Exercise brief: Copy all of the material word for word, except for the pictures.
--- start Record list ---
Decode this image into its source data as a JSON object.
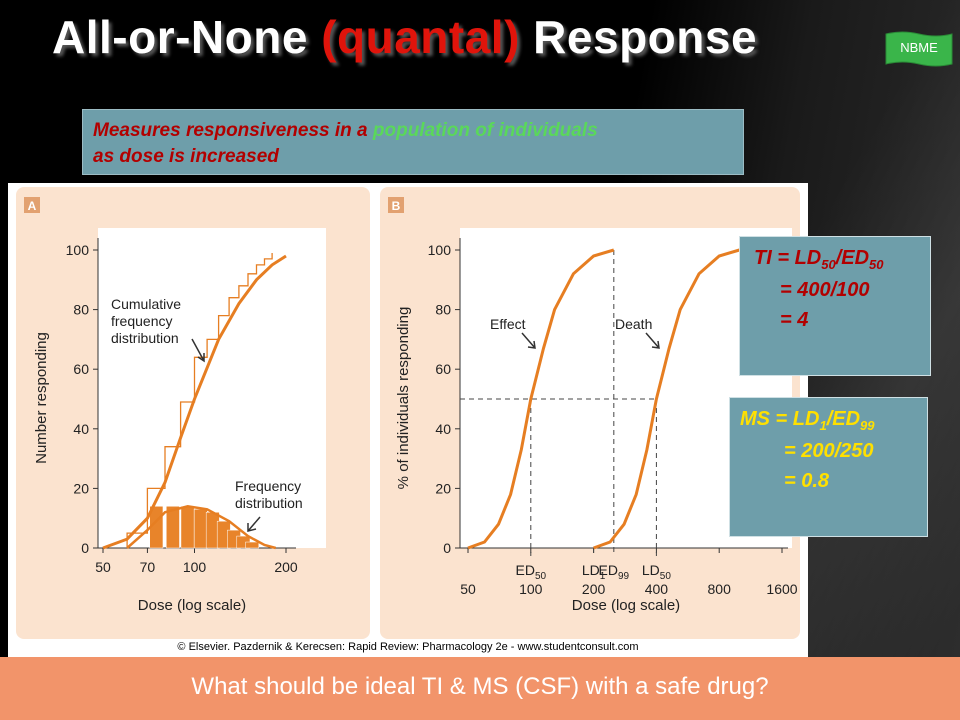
{
  "slide": {
    "title_pre": "All-or-None ",
    "title_hl": "(quantal)",
    "title_post": " Response",
    "nbme_label": "NBME",
    "subtitle_line1_a": "Measures responsiveness in a ",
    "subtitle_line1_b": "population of individuals",
    "subtitle_line2": "as dose is increased",
    "credit": "© Elsevier. Pazdernik & Kerecsen: Rapid Review: Pharmacology 2e - www.studentconsult.com",
    "question": "What should be ideal TI & MS (CSF) with a safe drug?",
    "colors": {
      "accent_red": "#e0140b",
      "box_teal": "#6e9eaa",
      "curve_orange": "#e67e22",
      "panel_bg": "#fbe3cf",
      "question_bg": "#f2946a",
      "yellow": "#ffe000"
    }
  },
  "ti_box": {
    "l1_pre": "TI = LD",
    "l1_sub1": "50",
    "l1_mid": "/ED",
    "l1_sub2": "50",
    "l2": "= 400/100",
    "l3": "= 4"
  },
  "ms_box": {
    "l1_pre": "MS = LD",
    "l1_sub1": "1",
    "l1_mid": "/ED",
    "l1_sub2": "99",
    "l2": "= 200/250",
    "l3": "= 0.8"
  },
  "chart_data": [
    {
      "type": "line",
      "panel_label": "A",
      "xlabel": "Dose (log scale)",
      "ylabel": "Number responding",
      "x_scale": "log",
      "x_ticks": [
        50,
        70,
        100,
        200
      ],
      "y_ticks": [
        0,
        20,
        40,
        60,
        80,
        100
      ],
      "ylim": [
        0,
        100
      ],
      "annotations": [
        "Cumulative frequency distribution",
        "Frequency distribution"
      ],
      "annotation_lines": [
        [
          "Cumulative",
          "frequency",
          "distribution"
        ],
        [
          "Frequency",
          "distribution"
        ]
      ],
      "series": [
        {
          "kind": "cumulative_curve",
          "x": [
            50,
            60,
            70,
            80,
            90,
            100,
            120,
            140,
            160,
            180,
            200
          ],
          "y": [
            0,
            3,
            10,
            22,
            37,
            50,
            70,
            82,
            90,
            95,
            98
          ]
        },
        {
          "kind": "cumulative_steps",
          "x": [
            60,
            70,
            80,
            90,
            100,
            110,
            120,
            130,
            140,
            150,
            160,
            170,
            180
          ],
          "y": [
            5,
            20,
            34,
            49,
            64,
            70,
            78,
            84,
            88,
            92,
            95,
            97,
            99
          ]
        },
        {
          "kind": "frequency_histogram",
          "x": [
            75,
            85,
            95,
            105,
            115,
            125,
            135,
            145,
            155
          ],
          "y": [
            14,
            14,
            14,
            13,
            12,
            9,
            6,
            4,
            2
          ]
        }
      ]
    },
    {
      "type": "line",
      "panel_label": "B",
      "xlabel": "Dose (log scale)",
      "ylabel": "% of individuals responding",
      "x_scale": "log",
      "x_ticks": [
        50,
        100,
        200,
        400,
        800,
        1600
      ],
      "y_ticks": [
        0,
        20,
        40,
        60,
        80,
        100
      ],
      "ylim": [
        0,
        100
      ],
      "annotations": [
        "Effect",
        "Death"
      ],
      "x_markers": [
        {
          "dose": 100,
          "label": "ED",
          "sub": "50"
        },
        {
          "dose": 200,
          "label": "LD",
          "sub": "1"
        },
        {
          "dose": 250,
          "label": "ED",
          "sub": "99"
        },
        {
          "dose": 400,
          "label": "LD",
          "sub": "50"
        }
      ],
      "series": [
        {
          "name": "Effect",
          "x": [
            50,
            60,
            70,
            80,
            90,
            100,
            115,
            130,
            160,
            200,
            250
          ],
          "y": [
            0,
            2,
            8,
            18,
            33,
            50,
            67,
            80,
            92,
            98,
            100
          ]
        },
        {
          "name": "Death",
          "x": [
            200,
            240,
            280,
            320,
            360,
            400,
            460,
            520,
            640,
            800,
            1000
          ],
          "y": [
            0,
            2,
            8,
            18,
            33,
            50,
            67,
            80,
            92,
            98,
            100
          ]
        }
      ]
    }
  ]
}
--- end Record list ---
Complete output:
Decode this image into its source data as a JSON object.
{
  "slide": {
    "title_pre": "All-or-None ",
    "title_hl": "(quantal)",
    "title_post": " Response",
    "nbme_label": "NBME",
    "subtitle_line1_a": "Measures responsiveness in a ",
    "subtitle_line1_b": "population of individuals",
    "subtitle_line2": "as dose is increased",
    "credit": "© Elsevier. Pazdernik & Kerecsen: Rapid Review: Pharmacology 2e - www.studentconsult.com",
    "question": "What should be ideal TI & MS (CSF) with a safe drug?",
    "colors": {
      "accent_red": "#e0140b",
      "box_teal": "#6e9eaa",
      "curve_orange": "#e67e22",
      "panel_bg": "#fbe3cf",
      "question_bg": "#f2946a",
      "yellow": "#ffe000"
    }
  },
  "ti_box": {
    "l1_pre": "TI = LD",
    "l1_sub1": "50",
    "l1_mid": "/ED",
    "l1_sub2": "50",
    "l2": "= 400/100",
    "l3": "= 4"
  },
  "ms_box": {
    "l1_pre": "MS = LD",
    "l1_sub1": "1",
    "l1_mid": "/ED",
    "l1_sub2": "99",
    "l2": "= 200/250",
    "l3": "= 0.8"
  },
  "chart_data": [
    {
      "type": "line",
      "panel_label": "A",
      "xlabel": "Dose (log scale)",
      "ylabel": "Number responding",
      "x_scale": "log",
      "x_ticks": [
        50,
        70,
        100,
        200
      ],
      "y_ticks": [
        0,
        20,
        40,
        60,
        80,
        100
      ],
      "ylim": [
        0,
        100
      ],
      "annotations": [
        "Cumulative frequency distribution",
        "Frequency distribution"
      ],
      "annotation_lines": [
        [
          "Cumulative",
          "frequency",
          "distribution"
        ],
        [
          "Frequency",
          "distribution"
        ]
      ],
      "series": [
        {
          "kind": "cumulative_curve",
          "x": [
            50,
            60,
            70,
            80,
            90,
            100,
            120,
            140,
            160,
            180,
            200
          ],
          "y": [
            0,
            3,
            10,
            22,
            37,
            50,
            70,
            82,
            90,
            95,
            98
          ]
        },
        {
          "kind": "cumulative_steps",
          "x": [
            60,
            70,
            80,
            90,
            100,
            110,
            120,
            130,
            140,
            150,
            160,
            170,
            180
          ],
          "y": [
            5,
            20,
            34,
            49,
            64,
            70,
            78,
            84,
            88,
            92,
            95,
            97,
            99
          ]
        },
        {
          "kind": "frequency_histogram",
          "x": [
            75,
            85,
            95,
            105,
            115,
            125,
            135,
            145,
            155
          ],
          "y": [
            14,
            14,
            14,
            13,
            12,
            9,
            6,
            4,
            2
          ]
        }
      ]
    },
    {
      "type": "line",
      "panel_label": "B",
      "xlabel": "Dose (log scale)",
      "ylabel": "% of individuals responding",
      "x_scale": "log",
      "x_ticks": [
        50,
        100,
        200,
        400,
        800,
        1600
      ],
      "y_ticks": [
        0,
        20,
        40,
        60,
        80,
        100
      ],
      "ylim": [
        0,
        100
      ],
      "annotations": [
        "Effect",
        "Death"
      ],
      "x_markers": [
        {
          "dose": 100,
          "label": "ED",
          "sub": "50"
        },
        {
          "dose": 200,
          "label": "LD",
          "sub": "1"
        },
        {
          "dose": 250,
          "label": "ED",
          "sub": "99"
        },
        {
          "dose": 400,
          "label": "LD",
          "sub": "50"
        }
      ],
      "series": [
        {
          "name": "Effect",
          "x": [
            50,
            60,
            70,
            80,
            90,
            100,
            115,
            130,
            160,
            200,
            250
          ],
          "y": [
            0,
            2,
            8,
            18,
            33,
            50,
            67,
            80,
            92,
            98,
            100
          ]
        },
        {
          "name": "Death",
          "x": [
            200,
            240,
            280,
            320,
            360,
            400,
            460,
            520,
            640,
            800,
            1000
          ],
          "y": [
            0,
            2,
            8,
            18,
            33,
            50,
            67,
            80,
            92,
            98,
            100
          ]
        }
      ]
    }
  ]
}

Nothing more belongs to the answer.